[WRITTEN INSTRUCTION]
Below are records to be output exactly, every one of them.

═══ DATA RECORDS ═══

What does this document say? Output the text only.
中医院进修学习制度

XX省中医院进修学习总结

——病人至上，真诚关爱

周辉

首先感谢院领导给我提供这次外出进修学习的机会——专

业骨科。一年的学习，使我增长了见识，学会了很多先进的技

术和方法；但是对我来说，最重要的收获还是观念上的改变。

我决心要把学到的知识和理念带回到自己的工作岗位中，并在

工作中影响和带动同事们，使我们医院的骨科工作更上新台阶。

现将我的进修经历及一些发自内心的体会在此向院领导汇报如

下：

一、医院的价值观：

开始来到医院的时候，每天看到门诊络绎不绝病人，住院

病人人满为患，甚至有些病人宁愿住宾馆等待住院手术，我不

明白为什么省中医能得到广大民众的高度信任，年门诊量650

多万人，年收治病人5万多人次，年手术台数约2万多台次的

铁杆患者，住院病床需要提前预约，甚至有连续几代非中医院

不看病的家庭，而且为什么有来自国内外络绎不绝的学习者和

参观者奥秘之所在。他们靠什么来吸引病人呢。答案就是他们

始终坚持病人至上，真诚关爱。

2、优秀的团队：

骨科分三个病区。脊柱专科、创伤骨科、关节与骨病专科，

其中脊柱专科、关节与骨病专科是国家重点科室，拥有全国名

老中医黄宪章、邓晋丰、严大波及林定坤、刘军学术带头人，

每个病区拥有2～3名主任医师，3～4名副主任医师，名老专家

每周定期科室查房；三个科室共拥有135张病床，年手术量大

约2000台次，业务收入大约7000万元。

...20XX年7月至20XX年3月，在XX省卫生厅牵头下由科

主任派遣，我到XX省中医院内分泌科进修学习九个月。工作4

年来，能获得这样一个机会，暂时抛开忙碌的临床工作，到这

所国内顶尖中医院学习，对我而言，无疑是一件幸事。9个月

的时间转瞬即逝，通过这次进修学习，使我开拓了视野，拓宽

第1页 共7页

═══

[SOLUTION FOR THIS PROBLEM]
What does this document say? Output the text only.
中医院进修学习制度

XX省中医院进修学习总结

——病人至上，真诚关爱

周辉

首先感谢院领导给我提供这次外出进修学习的机会——专

业骨科。一年的学习，使我增长了见识，学会了很多先进的技

术和方法；但是对我来说，最重要的收获还是观念上的改变。

我决心要把学到的知识和理念带回到自己的工作岗位中，并在

工作中影响和带动同事们，使我们医院的骨科工作更上新台阶。

现将我的进修经历及一些发自内心的体会在此向院领导汇报如

下：

一、医院的价值观：

开始来到医院的时候，每天看到门诊络绎不绝病人，住院

病人人满为患，甚至有些病人宁愿住宾馆等待住院手术，我不

明白为什么省中医能得到广大民众的高度信任，年门诊量650

多万人，年收治病人5万多人次，年手术台数约2万多台次的

铁杆患者，住院病床需要提前预约，甚至有连续几代非中医院

不看病的家庭，而且为什么有来自国内外络绎不绝的学习者和

参观者奥秘之所在。他们靠什么来吸引病人呢。答案就是他们

始终坚持病人至上，真诚关爱。

2、优秀的团队：

骨科分三个病区。脊柱专科、创伤骨科、关节与骨病专科，

其中脊柱专科、关节与骨病专科是国家重点科室，拥有全国名

老中医黄宪章、邓晋丰、严大波及林定坤、刘军学术带头人，

每个病区拥有2～3名主任医师，3～4名副主任医师，名老专家

每周定期科室查房；三个科室共拥有135张病床，年手术量大

约2000台次，业务收入大约7000万元。

...20XX年7月至20XX年3月，在XX省卫生厅牵头下由科

主任派遣，我到XX省中医院内分泌科进修学习九个月。工作4

年来，能获得这样一个机会，暂时抛开忙碌的临床工作，到这

所国内顶尖中医院学习，对我而言，无疑是一件幸事。9个月

的时间转瞬即逝，通过这次进修学习，使我开拓了视野，拓宽

第1页 共7页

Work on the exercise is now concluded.